**WRITTEN PROBLEM**
Isolate every line in the data with the string "image" and copy it.
####
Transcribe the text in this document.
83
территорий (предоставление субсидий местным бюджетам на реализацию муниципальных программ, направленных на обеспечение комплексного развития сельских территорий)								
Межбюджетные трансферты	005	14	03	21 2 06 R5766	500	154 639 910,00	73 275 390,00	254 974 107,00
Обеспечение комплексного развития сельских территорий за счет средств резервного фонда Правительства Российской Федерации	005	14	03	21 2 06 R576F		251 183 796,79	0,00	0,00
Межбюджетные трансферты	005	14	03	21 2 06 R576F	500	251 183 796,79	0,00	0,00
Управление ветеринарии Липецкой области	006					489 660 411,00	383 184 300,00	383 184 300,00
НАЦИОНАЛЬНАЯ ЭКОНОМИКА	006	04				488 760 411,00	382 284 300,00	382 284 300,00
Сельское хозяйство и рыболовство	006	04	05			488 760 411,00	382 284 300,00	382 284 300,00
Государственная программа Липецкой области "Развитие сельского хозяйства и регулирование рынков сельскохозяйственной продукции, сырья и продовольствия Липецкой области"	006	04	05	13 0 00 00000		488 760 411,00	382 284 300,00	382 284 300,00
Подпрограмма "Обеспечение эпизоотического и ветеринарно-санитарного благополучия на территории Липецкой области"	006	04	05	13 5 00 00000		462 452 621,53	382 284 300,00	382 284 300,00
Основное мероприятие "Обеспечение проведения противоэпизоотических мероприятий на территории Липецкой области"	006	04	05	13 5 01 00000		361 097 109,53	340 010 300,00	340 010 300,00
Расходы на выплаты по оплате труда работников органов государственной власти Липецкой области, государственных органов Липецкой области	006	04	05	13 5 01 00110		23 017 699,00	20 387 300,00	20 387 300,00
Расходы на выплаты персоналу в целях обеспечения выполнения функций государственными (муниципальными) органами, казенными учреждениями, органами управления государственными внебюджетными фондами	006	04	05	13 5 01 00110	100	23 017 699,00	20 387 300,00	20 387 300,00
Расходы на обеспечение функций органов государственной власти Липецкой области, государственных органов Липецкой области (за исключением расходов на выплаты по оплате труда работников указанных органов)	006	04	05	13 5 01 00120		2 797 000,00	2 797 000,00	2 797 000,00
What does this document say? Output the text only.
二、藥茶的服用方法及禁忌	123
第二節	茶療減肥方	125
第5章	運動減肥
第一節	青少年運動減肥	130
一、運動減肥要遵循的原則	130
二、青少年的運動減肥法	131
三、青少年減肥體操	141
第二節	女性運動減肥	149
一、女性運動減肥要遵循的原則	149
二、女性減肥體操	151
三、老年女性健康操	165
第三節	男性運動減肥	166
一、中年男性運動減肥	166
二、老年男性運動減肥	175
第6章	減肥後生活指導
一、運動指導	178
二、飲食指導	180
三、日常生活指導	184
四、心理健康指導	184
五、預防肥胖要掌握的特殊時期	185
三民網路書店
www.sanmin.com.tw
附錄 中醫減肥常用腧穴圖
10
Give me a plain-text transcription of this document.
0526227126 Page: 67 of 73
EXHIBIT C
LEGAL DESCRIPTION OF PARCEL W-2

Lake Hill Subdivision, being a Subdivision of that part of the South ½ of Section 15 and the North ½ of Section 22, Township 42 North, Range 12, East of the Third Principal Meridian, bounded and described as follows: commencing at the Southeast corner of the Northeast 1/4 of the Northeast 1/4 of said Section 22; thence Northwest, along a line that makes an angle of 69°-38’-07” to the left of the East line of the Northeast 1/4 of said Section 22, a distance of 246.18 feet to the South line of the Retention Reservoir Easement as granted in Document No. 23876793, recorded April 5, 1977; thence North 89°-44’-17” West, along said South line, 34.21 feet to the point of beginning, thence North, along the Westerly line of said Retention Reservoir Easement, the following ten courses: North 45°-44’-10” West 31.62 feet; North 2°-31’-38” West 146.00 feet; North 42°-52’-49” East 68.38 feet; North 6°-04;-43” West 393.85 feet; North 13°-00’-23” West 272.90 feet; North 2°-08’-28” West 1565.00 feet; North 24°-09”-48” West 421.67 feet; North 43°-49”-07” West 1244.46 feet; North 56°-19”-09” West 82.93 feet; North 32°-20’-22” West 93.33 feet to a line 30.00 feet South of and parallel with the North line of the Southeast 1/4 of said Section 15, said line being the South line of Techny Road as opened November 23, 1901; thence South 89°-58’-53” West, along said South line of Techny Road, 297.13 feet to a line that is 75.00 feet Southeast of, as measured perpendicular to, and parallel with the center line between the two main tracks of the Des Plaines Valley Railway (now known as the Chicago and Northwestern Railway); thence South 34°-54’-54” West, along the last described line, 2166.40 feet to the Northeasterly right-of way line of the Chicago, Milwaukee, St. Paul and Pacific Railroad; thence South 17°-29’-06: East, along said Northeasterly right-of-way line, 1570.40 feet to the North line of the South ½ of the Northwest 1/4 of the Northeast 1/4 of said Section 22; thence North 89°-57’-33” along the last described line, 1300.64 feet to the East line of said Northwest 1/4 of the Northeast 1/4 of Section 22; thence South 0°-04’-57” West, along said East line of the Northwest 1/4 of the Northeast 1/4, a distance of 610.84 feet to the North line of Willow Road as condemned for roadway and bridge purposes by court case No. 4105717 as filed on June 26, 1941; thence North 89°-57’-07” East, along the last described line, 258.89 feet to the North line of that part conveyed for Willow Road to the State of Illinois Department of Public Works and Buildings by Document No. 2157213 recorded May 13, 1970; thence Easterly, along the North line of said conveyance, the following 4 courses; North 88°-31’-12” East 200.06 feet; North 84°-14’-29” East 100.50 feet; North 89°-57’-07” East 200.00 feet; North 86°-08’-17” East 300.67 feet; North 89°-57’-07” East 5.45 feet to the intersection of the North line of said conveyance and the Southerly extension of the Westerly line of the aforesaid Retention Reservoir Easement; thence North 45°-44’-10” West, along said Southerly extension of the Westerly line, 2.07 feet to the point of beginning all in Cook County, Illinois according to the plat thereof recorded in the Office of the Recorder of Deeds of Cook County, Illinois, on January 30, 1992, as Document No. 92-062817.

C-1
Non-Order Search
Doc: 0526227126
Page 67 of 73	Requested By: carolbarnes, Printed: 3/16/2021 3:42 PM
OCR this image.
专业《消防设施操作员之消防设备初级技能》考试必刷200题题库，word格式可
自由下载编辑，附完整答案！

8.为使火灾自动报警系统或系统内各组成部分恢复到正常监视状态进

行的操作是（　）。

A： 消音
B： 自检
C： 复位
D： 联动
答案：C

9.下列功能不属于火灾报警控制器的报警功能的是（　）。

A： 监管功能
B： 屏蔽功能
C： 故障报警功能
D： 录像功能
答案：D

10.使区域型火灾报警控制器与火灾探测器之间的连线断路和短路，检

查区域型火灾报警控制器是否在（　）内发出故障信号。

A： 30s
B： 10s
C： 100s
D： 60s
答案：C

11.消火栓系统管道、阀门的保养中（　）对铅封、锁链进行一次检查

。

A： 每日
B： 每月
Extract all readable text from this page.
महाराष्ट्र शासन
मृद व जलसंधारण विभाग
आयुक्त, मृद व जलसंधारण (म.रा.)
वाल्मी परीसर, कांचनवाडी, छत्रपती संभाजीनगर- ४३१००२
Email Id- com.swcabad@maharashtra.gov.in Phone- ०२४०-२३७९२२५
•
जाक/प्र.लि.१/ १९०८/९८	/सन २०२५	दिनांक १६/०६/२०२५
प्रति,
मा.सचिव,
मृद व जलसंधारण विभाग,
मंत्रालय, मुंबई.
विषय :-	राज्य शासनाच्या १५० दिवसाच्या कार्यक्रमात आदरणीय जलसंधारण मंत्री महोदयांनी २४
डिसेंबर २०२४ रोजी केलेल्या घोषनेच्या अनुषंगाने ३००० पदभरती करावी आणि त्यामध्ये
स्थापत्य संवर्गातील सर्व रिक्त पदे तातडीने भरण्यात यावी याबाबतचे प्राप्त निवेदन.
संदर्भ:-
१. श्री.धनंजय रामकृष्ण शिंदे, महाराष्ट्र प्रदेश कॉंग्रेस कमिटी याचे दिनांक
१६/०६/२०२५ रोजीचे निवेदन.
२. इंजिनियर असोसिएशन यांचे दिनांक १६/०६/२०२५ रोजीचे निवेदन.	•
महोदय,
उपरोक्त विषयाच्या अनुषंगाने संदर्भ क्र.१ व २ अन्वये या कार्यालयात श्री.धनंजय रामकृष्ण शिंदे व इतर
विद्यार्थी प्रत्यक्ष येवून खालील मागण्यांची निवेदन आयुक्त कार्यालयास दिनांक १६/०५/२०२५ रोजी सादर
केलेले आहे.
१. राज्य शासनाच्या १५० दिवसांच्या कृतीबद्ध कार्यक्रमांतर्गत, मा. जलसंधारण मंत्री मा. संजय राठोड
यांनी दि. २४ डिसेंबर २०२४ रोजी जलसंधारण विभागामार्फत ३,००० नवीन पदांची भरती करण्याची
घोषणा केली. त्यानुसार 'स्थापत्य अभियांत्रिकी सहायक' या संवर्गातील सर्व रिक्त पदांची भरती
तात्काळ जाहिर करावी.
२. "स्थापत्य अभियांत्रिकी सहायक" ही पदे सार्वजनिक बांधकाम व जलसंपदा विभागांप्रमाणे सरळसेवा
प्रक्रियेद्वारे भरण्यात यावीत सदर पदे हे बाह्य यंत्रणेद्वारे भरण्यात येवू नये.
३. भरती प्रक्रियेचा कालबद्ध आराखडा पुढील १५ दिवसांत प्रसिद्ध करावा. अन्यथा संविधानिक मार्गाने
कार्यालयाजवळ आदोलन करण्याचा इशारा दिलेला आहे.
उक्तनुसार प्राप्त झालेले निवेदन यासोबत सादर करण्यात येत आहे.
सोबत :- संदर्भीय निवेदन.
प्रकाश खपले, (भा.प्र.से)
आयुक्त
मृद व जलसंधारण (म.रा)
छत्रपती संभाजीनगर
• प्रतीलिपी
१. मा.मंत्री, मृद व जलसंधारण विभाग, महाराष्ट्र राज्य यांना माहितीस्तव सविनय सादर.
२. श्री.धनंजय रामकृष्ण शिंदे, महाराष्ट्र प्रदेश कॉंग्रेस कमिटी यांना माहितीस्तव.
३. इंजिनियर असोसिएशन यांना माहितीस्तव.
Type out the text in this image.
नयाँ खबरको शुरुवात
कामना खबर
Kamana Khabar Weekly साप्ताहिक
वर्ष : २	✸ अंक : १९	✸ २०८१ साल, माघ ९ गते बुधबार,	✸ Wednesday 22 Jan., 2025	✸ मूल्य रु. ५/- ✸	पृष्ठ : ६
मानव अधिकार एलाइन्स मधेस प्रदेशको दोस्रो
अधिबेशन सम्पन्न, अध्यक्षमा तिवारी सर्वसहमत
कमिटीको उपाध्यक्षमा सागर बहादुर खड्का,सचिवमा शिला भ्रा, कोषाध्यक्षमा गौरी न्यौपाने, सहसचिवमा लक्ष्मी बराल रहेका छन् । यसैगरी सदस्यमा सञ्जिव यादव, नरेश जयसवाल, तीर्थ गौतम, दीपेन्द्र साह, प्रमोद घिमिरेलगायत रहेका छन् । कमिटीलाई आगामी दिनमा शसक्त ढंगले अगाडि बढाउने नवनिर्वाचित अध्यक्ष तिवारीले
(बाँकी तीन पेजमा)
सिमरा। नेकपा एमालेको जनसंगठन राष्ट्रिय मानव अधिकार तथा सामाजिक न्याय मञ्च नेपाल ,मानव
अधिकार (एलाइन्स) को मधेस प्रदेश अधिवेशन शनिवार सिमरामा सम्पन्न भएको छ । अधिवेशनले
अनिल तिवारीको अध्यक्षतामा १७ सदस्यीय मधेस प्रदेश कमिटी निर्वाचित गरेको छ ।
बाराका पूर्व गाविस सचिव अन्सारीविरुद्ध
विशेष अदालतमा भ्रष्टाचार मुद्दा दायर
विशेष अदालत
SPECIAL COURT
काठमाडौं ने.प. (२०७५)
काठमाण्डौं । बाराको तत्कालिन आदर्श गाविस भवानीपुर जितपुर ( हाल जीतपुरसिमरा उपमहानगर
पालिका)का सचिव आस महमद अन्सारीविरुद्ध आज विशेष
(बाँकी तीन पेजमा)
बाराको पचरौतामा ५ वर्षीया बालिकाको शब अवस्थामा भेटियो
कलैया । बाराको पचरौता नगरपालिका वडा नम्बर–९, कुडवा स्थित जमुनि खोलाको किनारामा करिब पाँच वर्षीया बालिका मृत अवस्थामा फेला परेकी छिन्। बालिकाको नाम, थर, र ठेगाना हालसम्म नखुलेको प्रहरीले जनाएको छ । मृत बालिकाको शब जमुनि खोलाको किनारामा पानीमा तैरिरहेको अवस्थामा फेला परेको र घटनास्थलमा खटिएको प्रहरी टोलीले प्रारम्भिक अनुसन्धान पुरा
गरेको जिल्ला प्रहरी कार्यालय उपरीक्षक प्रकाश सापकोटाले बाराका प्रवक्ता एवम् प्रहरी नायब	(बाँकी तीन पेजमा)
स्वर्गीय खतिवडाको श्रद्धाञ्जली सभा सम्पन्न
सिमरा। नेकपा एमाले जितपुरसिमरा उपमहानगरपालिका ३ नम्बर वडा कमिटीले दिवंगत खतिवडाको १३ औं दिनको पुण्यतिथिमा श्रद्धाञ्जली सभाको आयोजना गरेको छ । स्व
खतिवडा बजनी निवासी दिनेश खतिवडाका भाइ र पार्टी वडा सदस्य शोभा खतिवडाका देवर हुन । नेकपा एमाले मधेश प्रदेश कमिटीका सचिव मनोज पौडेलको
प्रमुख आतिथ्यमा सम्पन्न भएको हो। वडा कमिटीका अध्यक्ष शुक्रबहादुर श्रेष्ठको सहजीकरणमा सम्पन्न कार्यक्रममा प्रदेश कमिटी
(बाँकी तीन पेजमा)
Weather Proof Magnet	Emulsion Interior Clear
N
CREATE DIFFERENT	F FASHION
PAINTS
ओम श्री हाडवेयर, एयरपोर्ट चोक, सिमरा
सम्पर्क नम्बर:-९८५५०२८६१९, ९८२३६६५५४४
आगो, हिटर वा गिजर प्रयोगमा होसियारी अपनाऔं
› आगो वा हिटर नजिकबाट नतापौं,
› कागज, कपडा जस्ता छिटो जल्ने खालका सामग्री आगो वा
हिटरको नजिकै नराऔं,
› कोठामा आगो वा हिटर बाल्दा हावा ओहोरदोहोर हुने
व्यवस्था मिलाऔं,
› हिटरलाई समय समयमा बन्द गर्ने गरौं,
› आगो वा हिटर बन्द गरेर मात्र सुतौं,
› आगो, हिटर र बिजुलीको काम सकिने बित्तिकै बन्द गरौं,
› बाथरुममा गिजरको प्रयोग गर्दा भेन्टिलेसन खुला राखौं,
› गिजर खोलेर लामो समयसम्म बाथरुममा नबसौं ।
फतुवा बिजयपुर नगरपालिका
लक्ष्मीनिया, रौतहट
####
**FINAL RESULT**
OCR this image.
Type out the text in this image.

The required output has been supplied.